SHORT PROBLEM –
Sort through the entries below and pull out lines containing the word "字已知最早的写法".

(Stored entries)
=-=-=-=-=

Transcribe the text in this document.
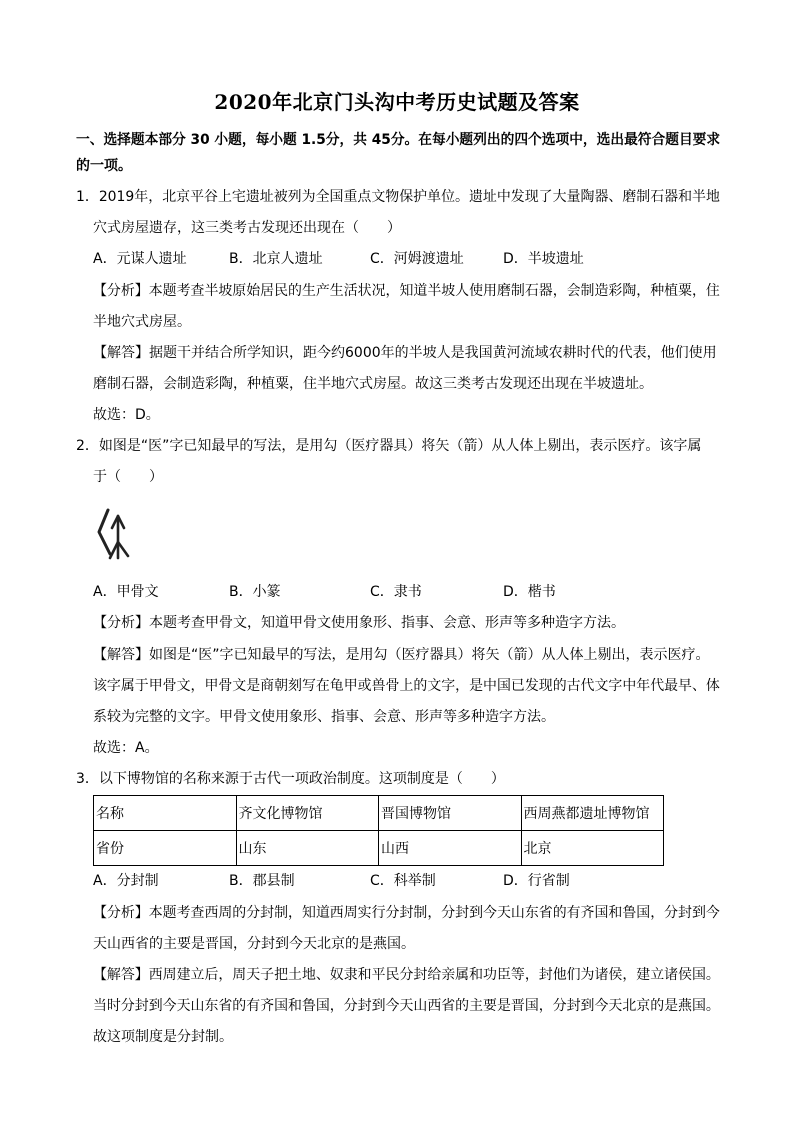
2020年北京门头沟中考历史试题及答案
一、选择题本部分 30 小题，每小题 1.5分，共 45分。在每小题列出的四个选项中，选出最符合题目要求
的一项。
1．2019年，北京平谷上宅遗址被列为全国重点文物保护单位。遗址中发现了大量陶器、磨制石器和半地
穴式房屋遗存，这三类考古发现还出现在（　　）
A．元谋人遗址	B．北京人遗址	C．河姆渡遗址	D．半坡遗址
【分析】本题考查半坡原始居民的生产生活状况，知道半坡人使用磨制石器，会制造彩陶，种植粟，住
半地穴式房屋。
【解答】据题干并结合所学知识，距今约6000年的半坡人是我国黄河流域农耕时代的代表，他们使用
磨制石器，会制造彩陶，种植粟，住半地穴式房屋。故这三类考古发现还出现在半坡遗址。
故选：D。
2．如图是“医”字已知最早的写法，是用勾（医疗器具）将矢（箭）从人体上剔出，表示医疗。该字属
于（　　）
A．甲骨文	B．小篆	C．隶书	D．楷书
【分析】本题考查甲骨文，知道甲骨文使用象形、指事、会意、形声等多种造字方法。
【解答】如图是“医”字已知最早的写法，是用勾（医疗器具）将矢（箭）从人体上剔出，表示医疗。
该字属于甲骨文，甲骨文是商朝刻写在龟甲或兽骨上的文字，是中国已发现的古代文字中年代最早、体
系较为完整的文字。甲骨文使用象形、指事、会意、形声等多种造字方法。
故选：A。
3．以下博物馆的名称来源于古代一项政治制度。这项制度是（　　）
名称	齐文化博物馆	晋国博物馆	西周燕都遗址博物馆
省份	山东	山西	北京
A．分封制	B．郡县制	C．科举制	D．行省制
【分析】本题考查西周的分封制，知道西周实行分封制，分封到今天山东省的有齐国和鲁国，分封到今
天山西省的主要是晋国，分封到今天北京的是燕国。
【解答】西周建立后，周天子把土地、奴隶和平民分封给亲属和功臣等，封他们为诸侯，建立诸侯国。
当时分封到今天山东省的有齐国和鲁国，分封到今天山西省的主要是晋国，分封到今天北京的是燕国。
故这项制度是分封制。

=-=-=-=-=

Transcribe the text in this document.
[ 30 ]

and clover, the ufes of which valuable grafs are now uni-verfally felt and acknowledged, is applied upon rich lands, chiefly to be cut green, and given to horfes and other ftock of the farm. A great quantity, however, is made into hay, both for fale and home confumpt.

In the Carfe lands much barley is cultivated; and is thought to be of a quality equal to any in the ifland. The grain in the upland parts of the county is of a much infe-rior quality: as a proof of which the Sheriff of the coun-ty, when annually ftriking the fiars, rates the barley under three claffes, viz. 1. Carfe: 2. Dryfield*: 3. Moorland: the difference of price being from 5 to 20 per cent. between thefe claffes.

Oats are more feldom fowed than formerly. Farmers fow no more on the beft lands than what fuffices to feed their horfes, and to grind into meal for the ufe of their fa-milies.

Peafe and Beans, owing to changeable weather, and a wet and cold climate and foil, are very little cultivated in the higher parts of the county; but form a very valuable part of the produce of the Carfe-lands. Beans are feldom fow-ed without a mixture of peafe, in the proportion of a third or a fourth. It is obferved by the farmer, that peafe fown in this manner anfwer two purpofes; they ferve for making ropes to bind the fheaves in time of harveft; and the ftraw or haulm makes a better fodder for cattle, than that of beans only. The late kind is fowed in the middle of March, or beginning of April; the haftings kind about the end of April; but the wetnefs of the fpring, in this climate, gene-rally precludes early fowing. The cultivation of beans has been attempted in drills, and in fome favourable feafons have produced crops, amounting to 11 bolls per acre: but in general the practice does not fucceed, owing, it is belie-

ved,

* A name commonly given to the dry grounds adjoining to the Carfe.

=-=-=-=-=

FINISHED TASK –
2．如图是“医”字已知最早的写法，是用勾（医疗器具）将矢（箭）从人体上剔出，表示医疗。该字属
【解答】如图是“医”字已知最早的写法，是用勾（医疗器具）将矢（箭）从人体上剔出，表示医疗。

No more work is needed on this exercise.